──────── Information given ────────
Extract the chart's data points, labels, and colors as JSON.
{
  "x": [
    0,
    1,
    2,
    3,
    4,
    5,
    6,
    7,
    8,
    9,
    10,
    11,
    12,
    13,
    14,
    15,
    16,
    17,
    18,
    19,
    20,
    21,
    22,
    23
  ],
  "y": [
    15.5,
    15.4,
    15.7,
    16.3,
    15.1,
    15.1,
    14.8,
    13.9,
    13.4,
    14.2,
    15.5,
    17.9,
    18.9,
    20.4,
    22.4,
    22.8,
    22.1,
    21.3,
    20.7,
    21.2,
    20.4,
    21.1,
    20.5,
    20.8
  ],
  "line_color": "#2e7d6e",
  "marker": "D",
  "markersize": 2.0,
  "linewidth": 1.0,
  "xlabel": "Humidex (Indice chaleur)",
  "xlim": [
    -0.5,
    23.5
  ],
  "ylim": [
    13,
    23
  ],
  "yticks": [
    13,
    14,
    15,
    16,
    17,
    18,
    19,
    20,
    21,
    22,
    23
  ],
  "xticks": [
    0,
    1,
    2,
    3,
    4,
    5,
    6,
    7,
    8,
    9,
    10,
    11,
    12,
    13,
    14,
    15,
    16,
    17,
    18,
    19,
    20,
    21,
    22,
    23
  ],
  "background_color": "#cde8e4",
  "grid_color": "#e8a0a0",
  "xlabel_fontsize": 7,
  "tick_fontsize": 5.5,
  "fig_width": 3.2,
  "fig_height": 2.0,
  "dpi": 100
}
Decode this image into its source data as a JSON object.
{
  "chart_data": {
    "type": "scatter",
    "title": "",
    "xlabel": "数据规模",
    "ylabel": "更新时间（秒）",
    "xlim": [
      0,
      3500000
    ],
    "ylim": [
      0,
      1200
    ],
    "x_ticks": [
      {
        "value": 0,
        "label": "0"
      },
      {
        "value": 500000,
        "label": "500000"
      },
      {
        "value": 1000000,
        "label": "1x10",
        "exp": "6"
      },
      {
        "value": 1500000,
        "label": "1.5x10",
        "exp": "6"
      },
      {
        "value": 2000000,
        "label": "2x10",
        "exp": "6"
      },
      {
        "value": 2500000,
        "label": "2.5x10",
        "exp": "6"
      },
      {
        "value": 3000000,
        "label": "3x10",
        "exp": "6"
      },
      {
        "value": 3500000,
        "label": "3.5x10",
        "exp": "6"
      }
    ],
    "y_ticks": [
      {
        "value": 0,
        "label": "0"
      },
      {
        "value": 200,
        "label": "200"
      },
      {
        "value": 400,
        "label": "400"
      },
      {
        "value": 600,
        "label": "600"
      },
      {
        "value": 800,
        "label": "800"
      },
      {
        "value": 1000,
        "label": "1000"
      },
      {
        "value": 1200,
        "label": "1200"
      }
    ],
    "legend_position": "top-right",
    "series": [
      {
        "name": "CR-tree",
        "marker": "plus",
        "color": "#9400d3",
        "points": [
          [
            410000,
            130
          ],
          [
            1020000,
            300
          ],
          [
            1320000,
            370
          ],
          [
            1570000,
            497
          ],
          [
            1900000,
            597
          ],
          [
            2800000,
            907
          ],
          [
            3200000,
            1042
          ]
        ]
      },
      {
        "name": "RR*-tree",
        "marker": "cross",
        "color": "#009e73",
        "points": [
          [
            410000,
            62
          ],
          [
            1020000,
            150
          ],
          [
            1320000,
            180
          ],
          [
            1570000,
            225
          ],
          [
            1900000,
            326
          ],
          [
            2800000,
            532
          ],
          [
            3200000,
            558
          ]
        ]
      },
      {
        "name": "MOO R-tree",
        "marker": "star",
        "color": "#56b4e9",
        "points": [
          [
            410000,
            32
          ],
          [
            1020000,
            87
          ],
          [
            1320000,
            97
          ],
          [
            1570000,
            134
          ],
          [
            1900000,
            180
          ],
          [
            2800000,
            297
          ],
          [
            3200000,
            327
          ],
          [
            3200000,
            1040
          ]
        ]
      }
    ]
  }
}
────────
__Exercise goal__:
Retype the listing exactly, in full.

__Result of this task__:
Extract the chart's data points, labels, and colors as JSON.
{
  "x": [
    0,
    1,
    2,
    3,
    4,
    5,
    6,
    7,
    8,
    9,
    10,
    11,
    12,
    13,
    14,
    15,
    16,
    17,
    18,
    19,
    20,
    21,
    22,
    23
  ],
  "y": [
    15.5,
    15.4,
    15.7,
    16.3,
    15.1,
    15.1,
    14.8,
    13.9,
    13.4,
    14.2,
    15.5,
    17.9,
    18.9,
    20.4,
    22.4,
    22.8,
    22.1,
    21.3,
    20.7,
    21.2,
    20.4,
    21.1,
    20.5,
    20.8
  ],
  "line_color": "#2e7d6e",
  "marker": "D",
  "markersize": 2.0,
  "linewidth": 1.0,
  "xlabel": "Humidex (Indice chaleur)",
  "xlim": [
    -0.5,
    23.5
  ],
  "ylim": [
    13,
    23
  ],
  "yticks": [
    13,
    14,
    15,
    16,
    17,
    18,
    19,
    20,
    21,
    22,
    23
  ],
  "xticks": [
    0,
    1,
    2,
    3,
    4,
    5,
    6,
    7,
    8,
    9,
    10,
    11,
    12,
    13,
    14,
    15,
    16,
    17,
    18,
    19,
    20,
    21,
    22,
    23
  ],
  "background_color": "#cde8e4",
  "grid_color": "#e8a0a0",
  "xlabel_fontsize": 7,
  "tick_fontsize": 5.5,
  "fig_width": 3.2,
  "fig_height": 2.0,
  "dpi": 100
}
Decode this image into its source data as a JSON object.
{
  "chart_data": {
    "type": "scatter",
    "title": "",
    "xlabel": "数据规模",
    "ylabel": "更新时间（秒）",
    "xlim": [
      0,
      3500000
    ],
    "ylim": [
      0,
      1200
    ],
    "x_ticks": [
      {
        "value": 0,
        "label": "0"
      },
      {
        "value": 500000,
        "label": "500000"
      },
      {
        "value": 1000000,
        "label": "1x10",
        "exp": "6"
      },
      {
        "value": 1500000,
        "label": "1.5x10",
        "exp": "6"
      },
      {
        "value": 2000000,
        "label": "2x10",
        "exp": "6"
      },
      {
        "value": 2500000,
        "label": "2.5x10",
        "exp": "6"
      },
      {
        "value": 3000000,
        "label": "3x10",
        "exp": "6"
      },
      {
        "value": 3500000,
        "label": "3.5x10",
        "exp": "6"
      }
    ],
    "y_ticks": [
      {
        "value": 0,
        "label": "0"
      },
      {
        "value": 200,
        "label": "200"
      },
      {
        "value": 400,
        "label": "400"
      },
      {
        "value": 600,
        "label": "600"
      },
      {
        "value": 800,
        "label": "800"
      },
      {
        "value": 1000,
        "label": "1000"
      },
      {
        "value": 1200,
        "label": "1200"
      }
    ],
    "legend_position": "top-right",
    "series": [
      {
        "name": "CR-tree",
        "marker": "plus",
        "color": "#9400d3",
        "points": [
          [
            410000,
            130
          ],
          [
            1020000,
            300
          ],
          [
            1320000,
            370
          ],
          [
            1570000,
            497
          ],
          [
            1900000,
            597
          ],
          [
            2800000,
            907
          ],
          [
            3200000,
            1042
          ]
        ]
      },
      {
        "name": "RR*-tree",
        "marker": "cross",
        "color": "#009e73",
        "points": [
          [
            410000,
            62
          ],
          [
            1020000,
            150
          ],
          [
            1320000,
            180
          ],
          [
            1570000,
            225
          ],
          [
            1900000,
            326
          ],
          [
            2800000,
            532
          ],
          [
            3200000,
            558
          ]
        ]
      },
      {
        "name": "MOO R-tree",
        "marker": "star",
        "color": "#56b4e9",
        "points": [
          [
            410000,
            32
          ],
          [
            1020000,
            87
          ],
          [
            1320000,
            97
          ],
          [
            1570000,
            134
          ],
          [
            1900000,
            180
          ],
          [
            2800000,
            297
          ],
          [
            3200000,
            327
          ],
          [
            3200000,
            1040
          ]
        ]
      }
    ]
  }
}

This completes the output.